THE PROBLEM: For each line in the data below that holds "faire", return a copy.

^^^^^^^^^^^^^^^^

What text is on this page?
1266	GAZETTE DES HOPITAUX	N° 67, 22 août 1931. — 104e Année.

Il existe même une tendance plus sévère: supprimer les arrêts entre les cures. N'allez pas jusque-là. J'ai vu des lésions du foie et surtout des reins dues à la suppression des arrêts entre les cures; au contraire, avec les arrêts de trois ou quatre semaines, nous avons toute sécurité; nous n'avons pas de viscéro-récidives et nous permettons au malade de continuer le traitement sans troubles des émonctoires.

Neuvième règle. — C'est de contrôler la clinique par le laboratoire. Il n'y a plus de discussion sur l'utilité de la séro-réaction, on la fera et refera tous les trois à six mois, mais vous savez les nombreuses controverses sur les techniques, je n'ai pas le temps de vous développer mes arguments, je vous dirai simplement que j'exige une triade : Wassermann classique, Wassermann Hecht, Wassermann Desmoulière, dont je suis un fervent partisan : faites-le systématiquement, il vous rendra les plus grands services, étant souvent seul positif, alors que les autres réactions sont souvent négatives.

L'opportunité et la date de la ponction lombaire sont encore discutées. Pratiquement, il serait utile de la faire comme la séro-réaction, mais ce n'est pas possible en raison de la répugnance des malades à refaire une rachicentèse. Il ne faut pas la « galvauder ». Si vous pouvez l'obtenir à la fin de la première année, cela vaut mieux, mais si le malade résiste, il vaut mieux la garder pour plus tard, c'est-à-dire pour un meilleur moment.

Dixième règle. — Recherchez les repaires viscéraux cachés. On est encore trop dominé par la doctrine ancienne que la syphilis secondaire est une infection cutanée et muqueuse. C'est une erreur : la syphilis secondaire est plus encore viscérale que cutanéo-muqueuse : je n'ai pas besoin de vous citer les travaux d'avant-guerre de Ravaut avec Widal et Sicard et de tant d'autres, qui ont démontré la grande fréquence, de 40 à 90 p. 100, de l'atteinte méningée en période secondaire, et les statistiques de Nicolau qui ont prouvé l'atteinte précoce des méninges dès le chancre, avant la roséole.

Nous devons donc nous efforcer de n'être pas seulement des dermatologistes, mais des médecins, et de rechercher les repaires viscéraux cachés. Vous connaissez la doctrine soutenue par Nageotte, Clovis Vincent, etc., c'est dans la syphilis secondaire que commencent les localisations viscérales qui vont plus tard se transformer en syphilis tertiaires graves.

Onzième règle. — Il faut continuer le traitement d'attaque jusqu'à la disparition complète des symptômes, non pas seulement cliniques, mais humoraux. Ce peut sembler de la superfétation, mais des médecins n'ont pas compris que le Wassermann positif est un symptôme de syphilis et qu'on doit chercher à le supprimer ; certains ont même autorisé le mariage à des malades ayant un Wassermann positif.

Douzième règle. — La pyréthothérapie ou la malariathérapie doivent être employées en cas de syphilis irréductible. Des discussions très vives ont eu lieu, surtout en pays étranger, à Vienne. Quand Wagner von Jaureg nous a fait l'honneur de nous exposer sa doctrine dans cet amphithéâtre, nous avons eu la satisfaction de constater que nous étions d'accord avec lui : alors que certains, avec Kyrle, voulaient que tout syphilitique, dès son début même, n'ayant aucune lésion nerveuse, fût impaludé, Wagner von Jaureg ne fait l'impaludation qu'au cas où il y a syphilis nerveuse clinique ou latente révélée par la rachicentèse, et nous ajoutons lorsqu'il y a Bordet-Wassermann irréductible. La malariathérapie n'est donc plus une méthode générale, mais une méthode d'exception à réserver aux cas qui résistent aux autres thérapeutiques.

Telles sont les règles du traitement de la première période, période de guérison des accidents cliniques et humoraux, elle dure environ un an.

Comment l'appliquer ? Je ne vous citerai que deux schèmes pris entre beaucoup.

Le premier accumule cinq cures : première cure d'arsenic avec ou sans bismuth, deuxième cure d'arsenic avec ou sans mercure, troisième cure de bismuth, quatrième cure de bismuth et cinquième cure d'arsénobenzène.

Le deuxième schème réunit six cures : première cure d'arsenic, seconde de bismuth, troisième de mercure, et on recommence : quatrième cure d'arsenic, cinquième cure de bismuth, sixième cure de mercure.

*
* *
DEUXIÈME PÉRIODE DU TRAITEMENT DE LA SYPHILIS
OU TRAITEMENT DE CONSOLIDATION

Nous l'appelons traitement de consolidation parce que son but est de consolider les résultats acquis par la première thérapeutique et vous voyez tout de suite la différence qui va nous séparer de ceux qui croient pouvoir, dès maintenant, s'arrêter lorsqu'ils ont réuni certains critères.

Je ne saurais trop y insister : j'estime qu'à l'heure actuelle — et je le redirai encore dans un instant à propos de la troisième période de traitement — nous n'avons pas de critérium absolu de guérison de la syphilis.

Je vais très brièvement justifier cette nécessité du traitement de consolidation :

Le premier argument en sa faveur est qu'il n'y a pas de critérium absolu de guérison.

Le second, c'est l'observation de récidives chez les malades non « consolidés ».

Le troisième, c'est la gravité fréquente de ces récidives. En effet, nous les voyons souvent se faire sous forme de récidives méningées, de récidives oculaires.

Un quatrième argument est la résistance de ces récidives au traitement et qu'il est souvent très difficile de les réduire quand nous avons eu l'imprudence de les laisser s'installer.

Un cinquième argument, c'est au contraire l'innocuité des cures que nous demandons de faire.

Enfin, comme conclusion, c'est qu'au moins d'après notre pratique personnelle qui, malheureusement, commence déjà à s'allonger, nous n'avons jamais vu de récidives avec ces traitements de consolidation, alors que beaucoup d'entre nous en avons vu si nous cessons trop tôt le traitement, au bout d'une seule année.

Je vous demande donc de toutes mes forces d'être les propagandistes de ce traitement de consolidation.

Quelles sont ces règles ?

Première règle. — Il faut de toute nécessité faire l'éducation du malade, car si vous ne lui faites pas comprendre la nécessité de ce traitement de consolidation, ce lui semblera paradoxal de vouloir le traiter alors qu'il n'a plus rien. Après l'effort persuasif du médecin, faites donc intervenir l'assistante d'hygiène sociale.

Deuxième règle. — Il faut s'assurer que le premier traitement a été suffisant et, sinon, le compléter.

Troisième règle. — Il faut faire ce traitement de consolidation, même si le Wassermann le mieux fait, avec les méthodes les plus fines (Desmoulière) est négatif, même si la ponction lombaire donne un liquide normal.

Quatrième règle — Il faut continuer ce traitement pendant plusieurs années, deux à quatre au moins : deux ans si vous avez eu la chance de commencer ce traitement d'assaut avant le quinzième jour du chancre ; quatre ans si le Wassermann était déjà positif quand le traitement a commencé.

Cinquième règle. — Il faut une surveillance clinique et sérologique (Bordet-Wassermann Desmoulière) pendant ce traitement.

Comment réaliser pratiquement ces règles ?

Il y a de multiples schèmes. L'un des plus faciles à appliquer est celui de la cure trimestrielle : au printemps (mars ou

^^^^^^^^^^^^^^^^

RESPONSE TO THIS EXERCISE:
L'opportunité et la date de la ponction lombaire sont encore discutées. Pratiquement, il serait utile de la faire comme la séro-réaction, mais ce n'est pas possible en raison de la répugnance des malades à refaire une rachicentèse. Il ne faut pas la « galvauder ». Si vous pouvez l'obtenir à la fin de la première année, cela vaut mieux, mais si le malade résiste, il vaut mieux la garder pour plus tard, c'est-à-dire pour un meilleur moment.
Le troisième, c'est la gravité fréquente de ces récidives. En effet, nous les voyons souvent se faire sous forme de récidives méningées, de récidives oculaires.
Un cinquième argument, c'est au contraire l'innocuité des cures que nous demandons de faire.
Première règle. — Il faut de toute nécessité faire l'éducation du malade, car si vous ne lui faites pas comprendre la nécessité de ce traitement de consolidation, ce lui semblera paradoxal de vouloir le traiter alors qu'il n'a plus rien. Après l'effort persuasif du médecin, faites donc intervenir l'assistante d'hygiène sociale.
Troisième règle. — Il faut faire ce traitement de consolidation, même si le Wassermann le mieux fait, avec les méthodes les plus fines (Desmoulière) est négatif, même si la ponction lombaire donne un liquide normal.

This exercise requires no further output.